── RECORDS FOR THIS TASK ──

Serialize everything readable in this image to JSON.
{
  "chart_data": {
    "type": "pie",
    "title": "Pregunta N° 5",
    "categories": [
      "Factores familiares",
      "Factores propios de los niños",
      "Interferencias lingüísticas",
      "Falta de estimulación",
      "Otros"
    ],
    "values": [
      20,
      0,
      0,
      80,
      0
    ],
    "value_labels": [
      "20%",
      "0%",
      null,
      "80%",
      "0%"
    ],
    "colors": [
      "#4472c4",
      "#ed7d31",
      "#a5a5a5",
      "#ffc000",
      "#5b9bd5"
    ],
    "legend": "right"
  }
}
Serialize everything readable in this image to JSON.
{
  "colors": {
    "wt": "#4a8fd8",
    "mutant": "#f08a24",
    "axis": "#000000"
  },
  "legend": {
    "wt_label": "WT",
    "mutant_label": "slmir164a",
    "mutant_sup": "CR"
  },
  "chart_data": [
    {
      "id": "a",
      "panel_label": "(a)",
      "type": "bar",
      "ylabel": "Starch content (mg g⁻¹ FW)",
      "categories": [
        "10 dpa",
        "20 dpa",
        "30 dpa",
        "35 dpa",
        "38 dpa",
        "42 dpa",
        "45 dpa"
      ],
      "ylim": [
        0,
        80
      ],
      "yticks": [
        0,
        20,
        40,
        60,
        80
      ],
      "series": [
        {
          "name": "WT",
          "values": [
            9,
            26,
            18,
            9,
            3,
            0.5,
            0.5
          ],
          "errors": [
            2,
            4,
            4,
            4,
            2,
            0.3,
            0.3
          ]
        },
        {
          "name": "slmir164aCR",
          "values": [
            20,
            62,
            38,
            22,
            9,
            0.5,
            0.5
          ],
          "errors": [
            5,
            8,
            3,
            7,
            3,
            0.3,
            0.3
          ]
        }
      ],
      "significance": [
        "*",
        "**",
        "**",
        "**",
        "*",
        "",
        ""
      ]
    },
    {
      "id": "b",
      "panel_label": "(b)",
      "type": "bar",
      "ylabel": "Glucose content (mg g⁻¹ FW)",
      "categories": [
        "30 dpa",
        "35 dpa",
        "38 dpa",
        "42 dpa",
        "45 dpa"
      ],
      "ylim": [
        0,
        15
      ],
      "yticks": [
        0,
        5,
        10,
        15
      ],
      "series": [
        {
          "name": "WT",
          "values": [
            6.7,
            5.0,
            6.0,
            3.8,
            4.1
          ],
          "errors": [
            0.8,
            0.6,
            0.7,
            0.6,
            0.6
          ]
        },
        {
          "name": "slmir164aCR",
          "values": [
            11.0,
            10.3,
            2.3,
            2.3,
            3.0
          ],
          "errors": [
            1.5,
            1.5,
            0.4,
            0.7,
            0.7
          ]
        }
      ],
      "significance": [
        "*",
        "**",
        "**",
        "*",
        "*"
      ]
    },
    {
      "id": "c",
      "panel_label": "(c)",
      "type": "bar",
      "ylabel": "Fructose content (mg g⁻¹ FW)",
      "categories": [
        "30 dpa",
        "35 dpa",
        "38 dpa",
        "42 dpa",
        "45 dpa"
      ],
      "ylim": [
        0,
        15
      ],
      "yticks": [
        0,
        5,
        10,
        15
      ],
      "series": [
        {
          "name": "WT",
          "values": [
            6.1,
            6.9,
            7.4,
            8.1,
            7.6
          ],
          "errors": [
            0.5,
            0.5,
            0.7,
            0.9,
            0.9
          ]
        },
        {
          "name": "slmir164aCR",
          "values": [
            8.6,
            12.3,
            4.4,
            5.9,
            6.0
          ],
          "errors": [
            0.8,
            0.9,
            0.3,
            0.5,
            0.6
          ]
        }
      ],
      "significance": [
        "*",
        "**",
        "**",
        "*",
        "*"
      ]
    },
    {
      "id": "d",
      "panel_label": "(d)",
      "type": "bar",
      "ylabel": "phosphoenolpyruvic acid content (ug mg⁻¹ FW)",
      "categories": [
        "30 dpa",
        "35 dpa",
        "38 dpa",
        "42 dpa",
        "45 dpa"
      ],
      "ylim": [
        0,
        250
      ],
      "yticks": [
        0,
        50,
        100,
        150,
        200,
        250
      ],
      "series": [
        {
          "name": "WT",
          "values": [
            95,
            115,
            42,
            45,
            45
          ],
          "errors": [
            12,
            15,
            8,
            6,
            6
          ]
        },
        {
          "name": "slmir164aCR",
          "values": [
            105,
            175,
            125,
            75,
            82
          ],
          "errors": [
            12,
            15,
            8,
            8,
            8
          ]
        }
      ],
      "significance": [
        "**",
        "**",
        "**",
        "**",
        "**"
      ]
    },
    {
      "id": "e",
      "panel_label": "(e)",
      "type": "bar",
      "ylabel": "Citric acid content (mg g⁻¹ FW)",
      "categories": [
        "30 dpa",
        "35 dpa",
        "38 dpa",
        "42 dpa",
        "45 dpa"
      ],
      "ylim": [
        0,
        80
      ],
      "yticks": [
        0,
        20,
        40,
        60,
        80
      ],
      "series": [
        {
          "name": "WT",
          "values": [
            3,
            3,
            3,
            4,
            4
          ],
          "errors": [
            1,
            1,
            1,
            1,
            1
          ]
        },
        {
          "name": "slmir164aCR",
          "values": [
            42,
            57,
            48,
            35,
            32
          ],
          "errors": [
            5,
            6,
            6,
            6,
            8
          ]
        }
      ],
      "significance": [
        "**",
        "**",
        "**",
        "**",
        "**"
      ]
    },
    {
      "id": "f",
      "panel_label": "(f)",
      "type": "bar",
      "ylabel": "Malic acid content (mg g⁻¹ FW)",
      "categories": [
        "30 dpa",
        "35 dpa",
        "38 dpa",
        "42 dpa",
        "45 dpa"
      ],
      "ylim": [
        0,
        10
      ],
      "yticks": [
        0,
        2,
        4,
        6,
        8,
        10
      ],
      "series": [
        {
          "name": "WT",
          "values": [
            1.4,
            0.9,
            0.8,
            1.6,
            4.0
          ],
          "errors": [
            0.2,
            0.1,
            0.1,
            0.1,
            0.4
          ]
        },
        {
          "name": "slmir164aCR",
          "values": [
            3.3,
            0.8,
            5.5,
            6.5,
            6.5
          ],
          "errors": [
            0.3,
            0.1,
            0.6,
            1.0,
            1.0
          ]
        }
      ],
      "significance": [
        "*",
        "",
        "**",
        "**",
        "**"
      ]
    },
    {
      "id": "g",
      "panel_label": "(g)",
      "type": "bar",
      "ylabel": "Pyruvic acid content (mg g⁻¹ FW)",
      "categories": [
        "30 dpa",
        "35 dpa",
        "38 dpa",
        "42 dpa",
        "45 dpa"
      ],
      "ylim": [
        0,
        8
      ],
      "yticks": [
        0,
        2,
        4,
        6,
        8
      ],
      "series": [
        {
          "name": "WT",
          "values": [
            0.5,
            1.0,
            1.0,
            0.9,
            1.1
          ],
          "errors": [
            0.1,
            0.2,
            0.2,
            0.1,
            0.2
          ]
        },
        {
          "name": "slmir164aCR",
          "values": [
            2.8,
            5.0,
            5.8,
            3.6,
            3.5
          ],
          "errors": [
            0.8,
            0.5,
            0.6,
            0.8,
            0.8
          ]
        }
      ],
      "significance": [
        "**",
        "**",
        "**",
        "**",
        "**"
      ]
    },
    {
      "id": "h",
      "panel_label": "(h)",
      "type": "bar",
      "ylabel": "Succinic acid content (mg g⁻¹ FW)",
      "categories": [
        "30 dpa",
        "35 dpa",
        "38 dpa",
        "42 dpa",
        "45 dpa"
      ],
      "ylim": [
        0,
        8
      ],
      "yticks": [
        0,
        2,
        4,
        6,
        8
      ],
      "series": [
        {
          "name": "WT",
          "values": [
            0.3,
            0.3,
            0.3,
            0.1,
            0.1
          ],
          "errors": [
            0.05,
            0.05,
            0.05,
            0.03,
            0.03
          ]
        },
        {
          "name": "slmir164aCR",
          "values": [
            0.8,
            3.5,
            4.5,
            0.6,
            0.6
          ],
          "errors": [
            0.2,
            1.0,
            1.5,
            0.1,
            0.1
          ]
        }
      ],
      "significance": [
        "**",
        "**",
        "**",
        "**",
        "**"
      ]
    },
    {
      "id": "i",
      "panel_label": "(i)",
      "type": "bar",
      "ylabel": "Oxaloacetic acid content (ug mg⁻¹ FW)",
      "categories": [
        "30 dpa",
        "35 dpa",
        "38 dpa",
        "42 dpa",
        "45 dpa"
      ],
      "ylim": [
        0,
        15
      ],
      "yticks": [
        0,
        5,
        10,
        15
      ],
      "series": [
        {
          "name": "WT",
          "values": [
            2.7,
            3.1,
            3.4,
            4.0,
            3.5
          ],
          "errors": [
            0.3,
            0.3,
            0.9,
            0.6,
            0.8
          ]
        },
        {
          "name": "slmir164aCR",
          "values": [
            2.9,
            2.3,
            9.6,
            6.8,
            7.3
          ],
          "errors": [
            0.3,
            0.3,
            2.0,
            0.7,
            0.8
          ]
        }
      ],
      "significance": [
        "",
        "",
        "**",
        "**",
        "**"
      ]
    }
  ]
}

───

▶ **THE REQUEST**
Review the material and copy each line in which the word "ylabel" appears.

▶ **SOLUTION TO THIS TASK**
      "ylabel": "Starch content (mg g⁻¹ FW)",
      "ylabel": "Glucose content (mg g⁻¹ FW)",
      "ylabel": "Fructose content (mg g⁻¹ FW)",
      "ylabel": "phosphoenolpyruvic acid content (ug mg⁻¹ FW)",
      "ylabel": "Citric acid content (mg g⁻¹ FW)",
      "ylabel": "Malic acid content (mg g⁻¹ FW)",
      "ylabel": "Pyruvic acid content (mg g⁻¹ FW)",
      "ylabel": "Succinic acid content (mg g⁻¹ FW)",
      "ylabel": "Oxaloacetic acid content (ug mg⁻¹ FW)",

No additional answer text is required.